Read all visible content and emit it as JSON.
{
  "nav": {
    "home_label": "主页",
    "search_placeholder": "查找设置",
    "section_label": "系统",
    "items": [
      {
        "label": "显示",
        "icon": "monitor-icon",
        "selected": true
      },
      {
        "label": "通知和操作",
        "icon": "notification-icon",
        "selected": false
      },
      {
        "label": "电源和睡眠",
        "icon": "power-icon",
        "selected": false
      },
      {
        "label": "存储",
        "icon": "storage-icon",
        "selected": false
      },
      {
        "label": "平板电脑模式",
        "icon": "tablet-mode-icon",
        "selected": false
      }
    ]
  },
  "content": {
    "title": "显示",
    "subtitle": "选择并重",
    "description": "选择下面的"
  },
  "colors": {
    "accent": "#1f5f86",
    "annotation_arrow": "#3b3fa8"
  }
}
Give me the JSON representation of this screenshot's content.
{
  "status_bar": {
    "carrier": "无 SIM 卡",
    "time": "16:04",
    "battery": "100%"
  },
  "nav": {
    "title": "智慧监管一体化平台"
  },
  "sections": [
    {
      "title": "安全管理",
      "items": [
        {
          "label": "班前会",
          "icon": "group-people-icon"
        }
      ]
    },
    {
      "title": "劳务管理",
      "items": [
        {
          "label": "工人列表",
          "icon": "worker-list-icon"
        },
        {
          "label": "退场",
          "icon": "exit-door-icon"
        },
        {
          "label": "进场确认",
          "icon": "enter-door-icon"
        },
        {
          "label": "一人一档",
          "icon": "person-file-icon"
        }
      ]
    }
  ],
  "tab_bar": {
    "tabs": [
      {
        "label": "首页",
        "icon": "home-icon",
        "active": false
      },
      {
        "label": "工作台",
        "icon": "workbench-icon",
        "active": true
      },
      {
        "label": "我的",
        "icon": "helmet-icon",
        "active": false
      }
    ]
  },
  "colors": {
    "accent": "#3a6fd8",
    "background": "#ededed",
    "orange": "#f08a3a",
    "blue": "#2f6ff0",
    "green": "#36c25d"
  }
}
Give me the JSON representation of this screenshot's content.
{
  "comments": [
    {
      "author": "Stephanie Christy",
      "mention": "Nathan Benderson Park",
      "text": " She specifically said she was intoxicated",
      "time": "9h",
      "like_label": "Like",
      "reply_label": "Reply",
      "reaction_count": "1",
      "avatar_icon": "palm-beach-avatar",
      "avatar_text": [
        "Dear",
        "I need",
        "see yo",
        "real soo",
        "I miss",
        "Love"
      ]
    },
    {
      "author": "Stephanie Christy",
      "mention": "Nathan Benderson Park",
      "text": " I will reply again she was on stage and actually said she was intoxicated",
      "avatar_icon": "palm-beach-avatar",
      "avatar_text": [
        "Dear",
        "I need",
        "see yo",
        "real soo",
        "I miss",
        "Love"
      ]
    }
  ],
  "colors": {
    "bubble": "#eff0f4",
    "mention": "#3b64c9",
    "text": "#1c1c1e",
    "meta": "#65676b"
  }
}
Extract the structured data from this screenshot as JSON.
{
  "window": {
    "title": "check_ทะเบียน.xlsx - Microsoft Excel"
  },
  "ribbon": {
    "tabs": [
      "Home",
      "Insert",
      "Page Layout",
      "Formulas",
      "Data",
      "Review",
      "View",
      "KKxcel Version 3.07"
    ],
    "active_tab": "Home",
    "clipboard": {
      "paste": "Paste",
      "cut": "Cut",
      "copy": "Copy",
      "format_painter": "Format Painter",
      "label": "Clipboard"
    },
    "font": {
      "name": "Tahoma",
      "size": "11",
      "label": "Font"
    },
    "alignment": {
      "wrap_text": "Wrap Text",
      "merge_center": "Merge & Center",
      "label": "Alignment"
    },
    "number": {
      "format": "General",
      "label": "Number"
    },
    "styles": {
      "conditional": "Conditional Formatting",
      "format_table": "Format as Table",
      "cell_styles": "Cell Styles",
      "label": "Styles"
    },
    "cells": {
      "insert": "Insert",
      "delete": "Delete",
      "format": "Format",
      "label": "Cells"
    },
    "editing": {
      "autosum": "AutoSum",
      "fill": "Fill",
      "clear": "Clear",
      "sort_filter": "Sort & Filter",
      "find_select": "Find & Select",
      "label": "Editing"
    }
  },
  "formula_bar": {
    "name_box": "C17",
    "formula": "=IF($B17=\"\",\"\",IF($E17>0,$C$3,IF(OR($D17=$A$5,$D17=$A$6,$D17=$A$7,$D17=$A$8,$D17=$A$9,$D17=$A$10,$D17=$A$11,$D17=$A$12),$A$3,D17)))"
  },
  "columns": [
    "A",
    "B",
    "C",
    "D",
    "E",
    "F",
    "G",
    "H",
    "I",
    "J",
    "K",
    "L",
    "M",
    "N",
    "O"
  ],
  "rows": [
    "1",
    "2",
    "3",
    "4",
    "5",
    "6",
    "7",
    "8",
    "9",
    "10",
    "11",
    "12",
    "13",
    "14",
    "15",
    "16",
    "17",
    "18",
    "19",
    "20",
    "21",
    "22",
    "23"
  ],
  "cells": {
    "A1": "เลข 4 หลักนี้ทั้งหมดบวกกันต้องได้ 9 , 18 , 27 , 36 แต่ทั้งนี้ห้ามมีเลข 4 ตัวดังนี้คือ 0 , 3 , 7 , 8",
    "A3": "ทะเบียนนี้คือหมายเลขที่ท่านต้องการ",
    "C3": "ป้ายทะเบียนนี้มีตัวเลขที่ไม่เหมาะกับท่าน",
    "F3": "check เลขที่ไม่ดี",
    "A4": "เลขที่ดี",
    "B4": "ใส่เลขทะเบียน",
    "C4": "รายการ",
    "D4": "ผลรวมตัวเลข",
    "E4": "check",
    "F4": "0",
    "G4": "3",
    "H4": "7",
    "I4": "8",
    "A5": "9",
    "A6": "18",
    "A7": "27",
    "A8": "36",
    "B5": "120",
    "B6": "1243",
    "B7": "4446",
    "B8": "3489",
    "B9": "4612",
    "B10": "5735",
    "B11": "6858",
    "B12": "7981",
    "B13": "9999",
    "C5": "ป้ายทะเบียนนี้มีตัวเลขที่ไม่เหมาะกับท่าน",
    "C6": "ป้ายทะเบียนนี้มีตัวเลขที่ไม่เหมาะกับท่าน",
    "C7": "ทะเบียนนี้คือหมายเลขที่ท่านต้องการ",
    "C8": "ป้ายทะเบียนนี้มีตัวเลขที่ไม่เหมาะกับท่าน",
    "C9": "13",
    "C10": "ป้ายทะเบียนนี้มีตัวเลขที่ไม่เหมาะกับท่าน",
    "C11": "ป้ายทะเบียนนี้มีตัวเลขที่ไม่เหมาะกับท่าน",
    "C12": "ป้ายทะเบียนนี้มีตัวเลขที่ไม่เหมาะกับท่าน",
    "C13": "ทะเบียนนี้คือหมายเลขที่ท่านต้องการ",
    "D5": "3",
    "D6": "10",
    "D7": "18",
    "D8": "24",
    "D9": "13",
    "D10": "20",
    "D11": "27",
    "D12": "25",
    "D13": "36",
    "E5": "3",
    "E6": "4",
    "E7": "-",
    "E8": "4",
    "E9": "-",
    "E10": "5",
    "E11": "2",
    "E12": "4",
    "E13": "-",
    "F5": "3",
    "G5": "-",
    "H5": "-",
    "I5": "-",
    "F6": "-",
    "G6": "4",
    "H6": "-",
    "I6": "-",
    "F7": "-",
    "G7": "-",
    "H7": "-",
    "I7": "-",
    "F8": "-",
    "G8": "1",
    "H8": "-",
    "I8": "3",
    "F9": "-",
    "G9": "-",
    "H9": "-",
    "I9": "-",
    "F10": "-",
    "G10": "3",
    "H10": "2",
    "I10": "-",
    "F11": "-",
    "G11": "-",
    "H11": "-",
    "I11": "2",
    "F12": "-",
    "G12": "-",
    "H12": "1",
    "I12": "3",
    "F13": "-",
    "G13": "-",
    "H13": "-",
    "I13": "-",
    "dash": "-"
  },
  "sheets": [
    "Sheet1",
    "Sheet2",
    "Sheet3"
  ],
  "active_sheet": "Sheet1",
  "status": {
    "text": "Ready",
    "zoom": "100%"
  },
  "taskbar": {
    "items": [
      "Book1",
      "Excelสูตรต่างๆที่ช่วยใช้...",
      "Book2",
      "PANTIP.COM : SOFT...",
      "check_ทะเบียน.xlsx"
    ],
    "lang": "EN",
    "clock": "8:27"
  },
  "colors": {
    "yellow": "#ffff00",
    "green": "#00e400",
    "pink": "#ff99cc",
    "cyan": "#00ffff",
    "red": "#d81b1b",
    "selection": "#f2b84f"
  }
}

> **WRITTEN PROBLEM**:
How many lines in the entries contain the string "said"? Answer with the number only.

> **EXERCISE OUTPUT**:
2